Provided records
● ● ● ● ●

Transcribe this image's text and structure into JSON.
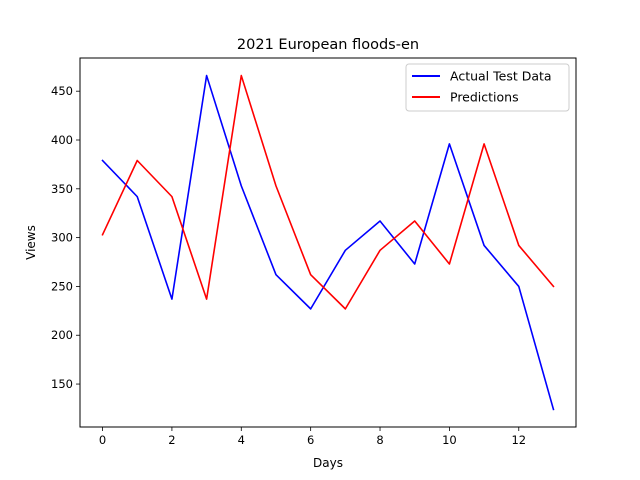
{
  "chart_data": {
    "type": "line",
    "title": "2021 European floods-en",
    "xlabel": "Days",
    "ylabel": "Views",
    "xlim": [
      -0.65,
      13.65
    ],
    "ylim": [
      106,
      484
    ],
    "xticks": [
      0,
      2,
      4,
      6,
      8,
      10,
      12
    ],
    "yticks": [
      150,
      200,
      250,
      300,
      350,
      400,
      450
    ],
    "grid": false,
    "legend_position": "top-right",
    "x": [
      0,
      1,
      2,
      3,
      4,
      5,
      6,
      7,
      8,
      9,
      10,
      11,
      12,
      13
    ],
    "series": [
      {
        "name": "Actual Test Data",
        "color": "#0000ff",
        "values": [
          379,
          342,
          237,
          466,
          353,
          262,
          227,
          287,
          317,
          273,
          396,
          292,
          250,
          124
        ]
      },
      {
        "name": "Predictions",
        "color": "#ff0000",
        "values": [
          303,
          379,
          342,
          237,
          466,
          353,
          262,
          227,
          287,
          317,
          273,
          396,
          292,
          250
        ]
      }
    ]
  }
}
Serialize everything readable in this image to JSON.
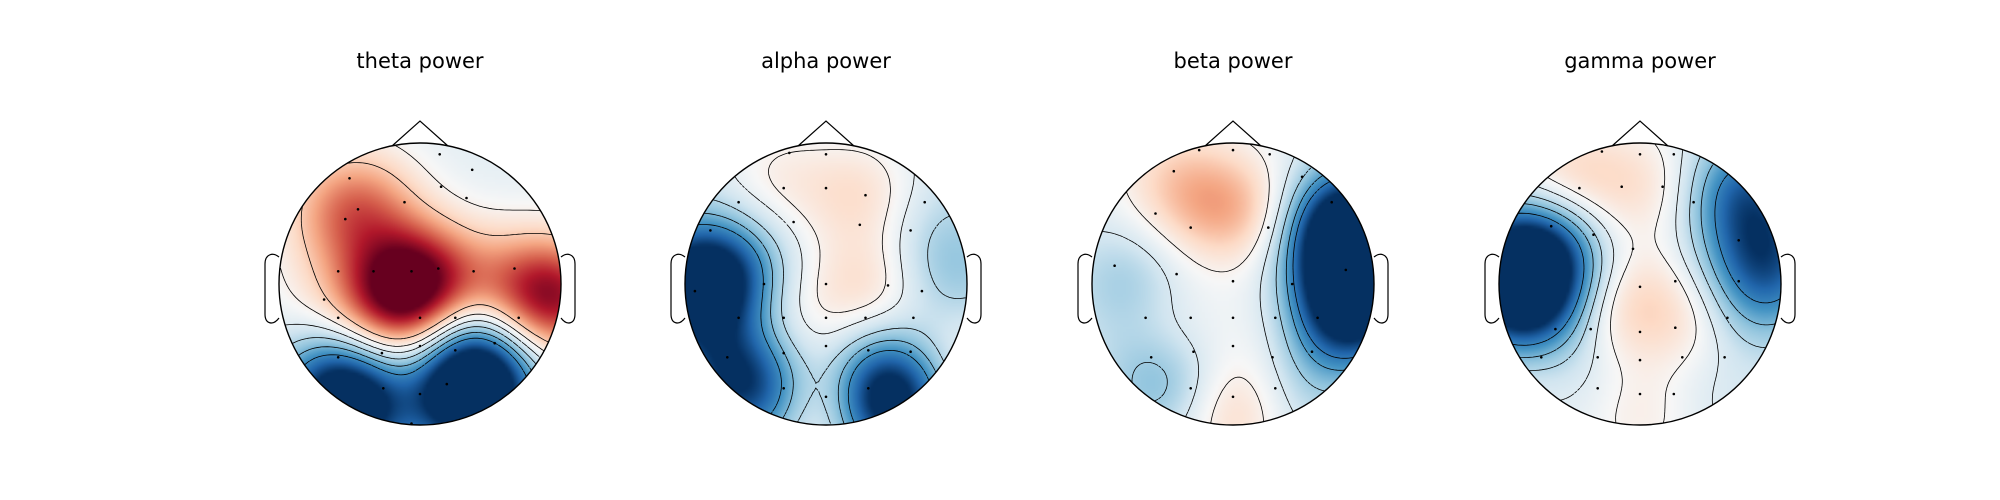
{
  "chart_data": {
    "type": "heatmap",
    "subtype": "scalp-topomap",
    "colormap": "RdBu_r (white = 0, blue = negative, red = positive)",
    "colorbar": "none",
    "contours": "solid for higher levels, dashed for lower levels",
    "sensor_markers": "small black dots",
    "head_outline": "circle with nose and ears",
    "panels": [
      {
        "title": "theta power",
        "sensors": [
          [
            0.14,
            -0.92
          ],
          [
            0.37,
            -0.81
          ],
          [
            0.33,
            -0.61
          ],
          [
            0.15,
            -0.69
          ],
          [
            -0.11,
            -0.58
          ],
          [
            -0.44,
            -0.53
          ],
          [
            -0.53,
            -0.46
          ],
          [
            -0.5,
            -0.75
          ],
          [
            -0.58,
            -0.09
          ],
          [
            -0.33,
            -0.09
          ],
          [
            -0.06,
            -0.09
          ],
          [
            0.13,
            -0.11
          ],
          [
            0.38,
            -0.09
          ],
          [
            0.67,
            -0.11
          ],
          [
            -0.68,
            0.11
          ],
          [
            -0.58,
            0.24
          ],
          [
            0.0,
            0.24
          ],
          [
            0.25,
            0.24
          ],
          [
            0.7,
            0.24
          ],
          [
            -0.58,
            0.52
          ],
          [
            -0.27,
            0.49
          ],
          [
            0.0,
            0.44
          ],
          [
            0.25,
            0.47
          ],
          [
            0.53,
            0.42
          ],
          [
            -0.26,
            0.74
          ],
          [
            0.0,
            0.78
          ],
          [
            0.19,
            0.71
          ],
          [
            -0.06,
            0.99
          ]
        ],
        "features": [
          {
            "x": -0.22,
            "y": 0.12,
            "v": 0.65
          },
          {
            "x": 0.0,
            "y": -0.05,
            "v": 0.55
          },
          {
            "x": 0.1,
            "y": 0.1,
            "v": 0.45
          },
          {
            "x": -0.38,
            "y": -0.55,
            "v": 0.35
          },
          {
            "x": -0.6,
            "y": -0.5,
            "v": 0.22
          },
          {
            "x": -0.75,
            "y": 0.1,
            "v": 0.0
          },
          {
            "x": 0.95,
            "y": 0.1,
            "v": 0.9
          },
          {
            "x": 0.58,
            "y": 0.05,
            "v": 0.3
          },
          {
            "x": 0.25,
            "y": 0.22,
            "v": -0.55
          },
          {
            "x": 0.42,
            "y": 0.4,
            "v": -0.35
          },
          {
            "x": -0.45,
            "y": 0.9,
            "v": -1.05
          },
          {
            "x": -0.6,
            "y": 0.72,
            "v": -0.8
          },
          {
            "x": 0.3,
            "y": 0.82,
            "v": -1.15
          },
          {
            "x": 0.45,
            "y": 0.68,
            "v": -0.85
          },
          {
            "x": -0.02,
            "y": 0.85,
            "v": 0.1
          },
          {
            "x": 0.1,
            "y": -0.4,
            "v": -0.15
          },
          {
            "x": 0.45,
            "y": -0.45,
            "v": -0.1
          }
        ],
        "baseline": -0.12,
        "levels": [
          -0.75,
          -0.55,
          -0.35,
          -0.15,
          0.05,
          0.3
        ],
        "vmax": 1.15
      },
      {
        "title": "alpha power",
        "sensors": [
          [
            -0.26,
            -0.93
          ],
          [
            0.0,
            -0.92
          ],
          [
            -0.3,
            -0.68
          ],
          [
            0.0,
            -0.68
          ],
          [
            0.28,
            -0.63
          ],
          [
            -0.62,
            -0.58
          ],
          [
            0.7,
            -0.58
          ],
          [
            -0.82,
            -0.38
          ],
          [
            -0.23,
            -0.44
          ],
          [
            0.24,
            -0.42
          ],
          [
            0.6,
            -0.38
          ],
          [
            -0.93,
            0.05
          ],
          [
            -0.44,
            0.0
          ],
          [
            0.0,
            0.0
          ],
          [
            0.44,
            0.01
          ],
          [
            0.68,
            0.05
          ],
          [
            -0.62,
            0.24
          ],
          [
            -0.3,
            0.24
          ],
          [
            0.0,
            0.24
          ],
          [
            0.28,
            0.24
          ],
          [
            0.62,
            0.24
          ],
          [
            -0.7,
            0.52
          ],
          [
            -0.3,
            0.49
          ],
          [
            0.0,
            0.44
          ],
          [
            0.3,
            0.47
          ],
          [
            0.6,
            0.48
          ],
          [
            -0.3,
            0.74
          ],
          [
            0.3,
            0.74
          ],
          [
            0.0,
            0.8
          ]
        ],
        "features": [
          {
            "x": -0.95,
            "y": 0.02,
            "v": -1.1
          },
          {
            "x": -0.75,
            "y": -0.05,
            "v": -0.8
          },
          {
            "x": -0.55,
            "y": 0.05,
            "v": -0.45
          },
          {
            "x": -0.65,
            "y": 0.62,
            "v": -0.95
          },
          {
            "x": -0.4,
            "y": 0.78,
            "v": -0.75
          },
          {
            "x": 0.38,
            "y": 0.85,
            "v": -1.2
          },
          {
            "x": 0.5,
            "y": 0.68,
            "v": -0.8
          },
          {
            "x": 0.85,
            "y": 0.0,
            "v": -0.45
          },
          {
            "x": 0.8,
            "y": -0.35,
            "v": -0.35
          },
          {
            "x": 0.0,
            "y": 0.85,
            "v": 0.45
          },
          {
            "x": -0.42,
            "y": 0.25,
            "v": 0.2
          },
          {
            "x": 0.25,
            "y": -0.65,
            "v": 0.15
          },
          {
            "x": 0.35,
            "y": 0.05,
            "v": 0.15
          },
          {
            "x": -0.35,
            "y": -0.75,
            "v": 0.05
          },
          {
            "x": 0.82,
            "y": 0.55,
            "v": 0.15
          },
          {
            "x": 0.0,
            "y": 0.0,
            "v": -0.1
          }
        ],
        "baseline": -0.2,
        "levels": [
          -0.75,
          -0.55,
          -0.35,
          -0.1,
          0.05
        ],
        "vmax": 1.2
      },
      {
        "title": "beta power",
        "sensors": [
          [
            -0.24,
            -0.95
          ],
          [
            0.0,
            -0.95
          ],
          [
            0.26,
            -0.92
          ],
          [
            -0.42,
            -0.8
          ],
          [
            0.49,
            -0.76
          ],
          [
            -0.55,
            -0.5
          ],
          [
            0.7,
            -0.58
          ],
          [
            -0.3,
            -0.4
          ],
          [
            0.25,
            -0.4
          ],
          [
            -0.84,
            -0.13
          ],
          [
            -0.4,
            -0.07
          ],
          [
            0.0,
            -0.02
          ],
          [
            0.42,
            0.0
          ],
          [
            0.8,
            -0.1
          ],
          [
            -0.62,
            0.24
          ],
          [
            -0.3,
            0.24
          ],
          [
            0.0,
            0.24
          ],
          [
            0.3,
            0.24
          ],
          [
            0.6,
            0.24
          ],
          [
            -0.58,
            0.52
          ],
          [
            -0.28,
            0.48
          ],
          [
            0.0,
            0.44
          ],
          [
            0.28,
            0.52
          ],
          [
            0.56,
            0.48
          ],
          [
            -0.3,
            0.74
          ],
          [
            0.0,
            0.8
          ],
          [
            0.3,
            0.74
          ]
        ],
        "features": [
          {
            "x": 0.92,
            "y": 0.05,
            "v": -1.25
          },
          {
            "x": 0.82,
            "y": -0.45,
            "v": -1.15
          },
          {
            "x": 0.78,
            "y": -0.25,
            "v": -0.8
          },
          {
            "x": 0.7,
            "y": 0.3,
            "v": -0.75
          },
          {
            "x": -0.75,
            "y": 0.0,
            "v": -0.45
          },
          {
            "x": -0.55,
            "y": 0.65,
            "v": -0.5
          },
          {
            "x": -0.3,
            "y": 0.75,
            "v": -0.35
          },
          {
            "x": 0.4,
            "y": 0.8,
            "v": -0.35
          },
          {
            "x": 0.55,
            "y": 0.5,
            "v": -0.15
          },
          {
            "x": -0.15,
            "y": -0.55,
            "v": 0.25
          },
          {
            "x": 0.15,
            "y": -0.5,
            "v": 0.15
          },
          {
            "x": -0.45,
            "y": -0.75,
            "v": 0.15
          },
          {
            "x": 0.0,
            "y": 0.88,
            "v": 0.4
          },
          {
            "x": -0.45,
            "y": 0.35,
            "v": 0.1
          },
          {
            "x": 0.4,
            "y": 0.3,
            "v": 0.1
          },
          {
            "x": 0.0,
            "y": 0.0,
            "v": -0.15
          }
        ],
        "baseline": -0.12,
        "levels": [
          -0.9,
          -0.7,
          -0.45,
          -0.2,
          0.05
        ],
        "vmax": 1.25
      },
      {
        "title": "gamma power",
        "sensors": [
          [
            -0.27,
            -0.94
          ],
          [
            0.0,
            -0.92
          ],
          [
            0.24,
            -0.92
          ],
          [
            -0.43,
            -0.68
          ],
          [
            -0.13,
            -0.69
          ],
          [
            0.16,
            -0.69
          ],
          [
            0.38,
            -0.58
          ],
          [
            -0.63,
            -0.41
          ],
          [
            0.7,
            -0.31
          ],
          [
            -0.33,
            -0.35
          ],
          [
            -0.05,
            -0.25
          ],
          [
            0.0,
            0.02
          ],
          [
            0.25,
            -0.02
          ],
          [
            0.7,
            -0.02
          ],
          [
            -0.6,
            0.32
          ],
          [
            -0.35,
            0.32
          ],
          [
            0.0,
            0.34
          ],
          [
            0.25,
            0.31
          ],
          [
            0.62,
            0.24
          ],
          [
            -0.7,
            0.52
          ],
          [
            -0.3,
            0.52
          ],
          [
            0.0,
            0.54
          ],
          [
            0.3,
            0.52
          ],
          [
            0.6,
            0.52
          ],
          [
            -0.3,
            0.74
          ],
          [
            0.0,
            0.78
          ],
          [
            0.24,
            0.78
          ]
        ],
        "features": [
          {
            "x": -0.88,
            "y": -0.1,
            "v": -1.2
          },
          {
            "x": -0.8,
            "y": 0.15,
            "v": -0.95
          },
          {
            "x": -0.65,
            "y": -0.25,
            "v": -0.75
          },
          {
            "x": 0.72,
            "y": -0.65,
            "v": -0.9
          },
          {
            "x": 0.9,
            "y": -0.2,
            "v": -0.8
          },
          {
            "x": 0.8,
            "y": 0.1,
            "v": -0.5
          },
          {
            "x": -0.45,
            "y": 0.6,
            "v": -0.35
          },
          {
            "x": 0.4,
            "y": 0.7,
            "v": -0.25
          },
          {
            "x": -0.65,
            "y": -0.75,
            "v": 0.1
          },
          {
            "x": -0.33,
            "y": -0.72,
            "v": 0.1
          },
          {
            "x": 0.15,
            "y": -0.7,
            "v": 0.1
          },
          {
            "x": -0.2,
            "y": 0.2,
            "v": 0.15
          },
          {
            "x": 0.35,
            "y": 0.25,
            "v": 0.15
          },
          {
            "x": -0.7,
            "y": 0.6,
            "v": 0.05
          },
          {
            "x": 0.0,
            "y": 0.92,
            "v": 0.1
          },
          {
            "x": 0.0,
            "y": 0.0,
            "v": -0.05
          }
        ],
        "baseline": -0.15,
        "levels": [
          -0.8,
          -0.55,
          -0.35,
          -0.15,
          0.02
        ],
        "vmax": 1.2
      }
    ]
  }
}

● ● ● ● ●

Requirement
Gather each line holding the string "image".

Answer to the task
Transcribe this image's text and structure into JSON.
Serialize everything readable in this image to JSON.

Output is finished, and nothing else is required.